[Dataset entries]
--
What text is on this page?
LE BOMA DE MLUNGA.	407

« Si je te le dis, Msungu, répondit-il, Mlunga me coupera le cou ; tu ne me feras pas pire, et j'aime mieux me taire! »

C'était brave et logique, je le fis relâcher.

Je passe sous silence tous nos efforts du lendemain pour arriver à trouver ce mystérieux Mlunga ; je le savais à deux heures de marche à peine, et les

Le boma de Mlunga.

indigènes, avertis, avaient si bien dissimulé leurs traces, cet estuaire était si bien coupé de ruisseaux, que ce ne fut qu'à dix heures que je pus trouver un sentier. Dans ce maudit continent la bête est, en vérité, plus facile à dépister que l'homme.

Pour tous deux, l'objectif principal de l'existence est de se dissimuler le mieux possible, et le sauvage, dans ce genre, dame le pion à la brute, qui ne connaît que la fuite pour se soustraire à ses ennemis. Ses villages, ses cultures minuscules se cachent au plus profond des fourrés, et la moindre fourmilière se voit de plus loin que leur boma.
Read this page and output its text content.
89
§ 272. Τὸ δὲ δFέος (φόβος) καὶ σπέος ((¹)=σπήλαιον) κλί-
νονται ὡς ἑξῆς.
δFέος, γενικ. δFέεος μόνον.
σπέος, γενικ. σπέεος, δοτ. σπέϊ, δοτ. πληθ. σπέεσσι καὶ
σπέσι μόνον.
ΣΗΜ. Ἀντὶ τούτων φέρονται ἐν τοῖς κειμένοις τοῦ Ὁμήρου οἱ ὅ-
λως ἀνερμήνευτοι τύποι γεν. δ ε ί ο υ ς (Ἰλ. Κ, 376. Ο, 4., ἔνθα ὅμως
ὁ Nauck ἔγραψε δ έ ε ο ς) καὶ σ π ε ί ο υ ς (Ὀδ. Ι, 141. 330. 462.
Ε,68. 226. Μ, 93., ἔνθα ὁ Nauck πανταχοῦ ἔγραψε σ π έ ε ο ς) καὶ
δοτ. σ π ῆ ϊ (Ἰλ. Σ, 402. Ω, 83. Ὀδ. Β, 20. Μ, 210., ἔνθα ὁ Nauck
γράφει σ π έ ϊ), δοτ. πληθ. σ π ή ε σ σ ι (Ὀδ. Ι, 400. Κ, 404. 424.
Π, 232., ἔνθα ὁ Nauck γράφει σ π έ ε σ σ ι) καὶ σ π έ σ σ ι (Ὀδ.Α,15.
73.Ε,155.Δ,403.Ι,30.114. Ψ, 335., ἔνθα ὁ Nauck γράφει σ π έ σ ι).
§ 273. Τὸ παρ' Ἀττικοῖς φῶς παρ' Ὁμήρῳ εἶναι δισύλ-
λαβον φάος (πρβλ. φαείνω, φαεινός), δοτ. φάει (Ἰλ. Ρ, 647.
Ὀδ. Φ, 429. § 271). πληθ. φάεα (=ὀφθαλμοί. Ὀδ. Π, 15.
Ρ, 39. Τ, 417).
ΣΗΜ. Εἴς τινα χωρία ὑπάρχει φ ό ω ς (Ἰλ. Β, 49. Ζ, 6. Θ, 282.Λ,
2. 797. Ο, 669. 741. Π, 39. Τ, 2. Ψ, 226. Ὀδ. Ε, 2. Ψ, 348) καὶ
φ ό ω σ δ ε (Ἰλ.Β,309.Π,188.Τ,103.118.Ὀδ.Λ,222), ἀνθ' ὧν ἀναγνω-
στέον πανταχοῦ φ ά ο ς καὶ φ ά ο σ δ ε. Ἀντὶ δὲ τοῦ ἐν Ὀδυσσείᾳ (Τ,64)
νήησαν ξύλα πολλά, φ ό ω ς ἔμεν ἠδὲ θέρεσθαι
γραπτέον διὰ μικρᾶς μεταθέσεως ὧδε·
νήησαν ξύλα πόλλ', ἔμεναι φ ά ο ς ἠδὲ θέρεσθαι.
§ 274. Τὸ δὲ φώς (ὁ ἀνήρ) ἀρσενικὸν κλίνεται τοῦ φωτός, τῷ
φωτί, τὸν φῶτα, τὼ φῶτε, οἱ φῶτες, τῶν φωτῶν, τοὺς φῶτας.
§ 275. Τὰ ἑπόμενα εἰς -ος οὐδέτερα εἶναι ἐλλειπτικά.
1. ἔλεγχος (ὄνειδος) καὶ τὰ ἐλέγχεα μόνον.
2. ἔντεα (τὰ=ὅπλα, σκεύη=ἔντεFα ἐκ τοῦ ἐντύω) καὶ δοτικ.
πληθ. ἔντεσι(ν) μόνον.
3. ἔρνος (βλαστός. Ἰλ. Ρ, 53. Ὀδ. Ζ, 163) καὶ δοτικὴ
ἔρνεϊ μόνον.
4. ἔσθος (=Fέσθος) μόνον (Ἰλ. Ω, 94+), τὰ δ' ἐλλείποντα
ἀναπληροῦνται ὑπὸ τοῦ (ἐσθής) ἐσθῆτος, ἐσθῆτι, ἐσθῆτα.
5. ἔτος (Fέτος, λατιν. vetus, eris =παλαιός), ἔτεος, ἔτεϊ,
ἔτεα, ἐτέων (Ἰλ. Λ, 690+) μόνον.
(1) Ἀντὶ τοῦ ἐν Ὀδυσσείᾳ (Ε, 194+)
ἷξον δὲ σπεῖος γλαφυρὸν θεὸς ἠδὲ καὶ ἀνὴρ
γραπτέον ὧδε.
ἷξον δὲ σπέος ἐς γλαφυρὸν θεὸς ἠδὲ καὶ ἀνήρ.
--
**OBJECTIVE**
Count each line of the data where the word "σπέος" appears, then reply with the total only.

**IN RESPONSE**
3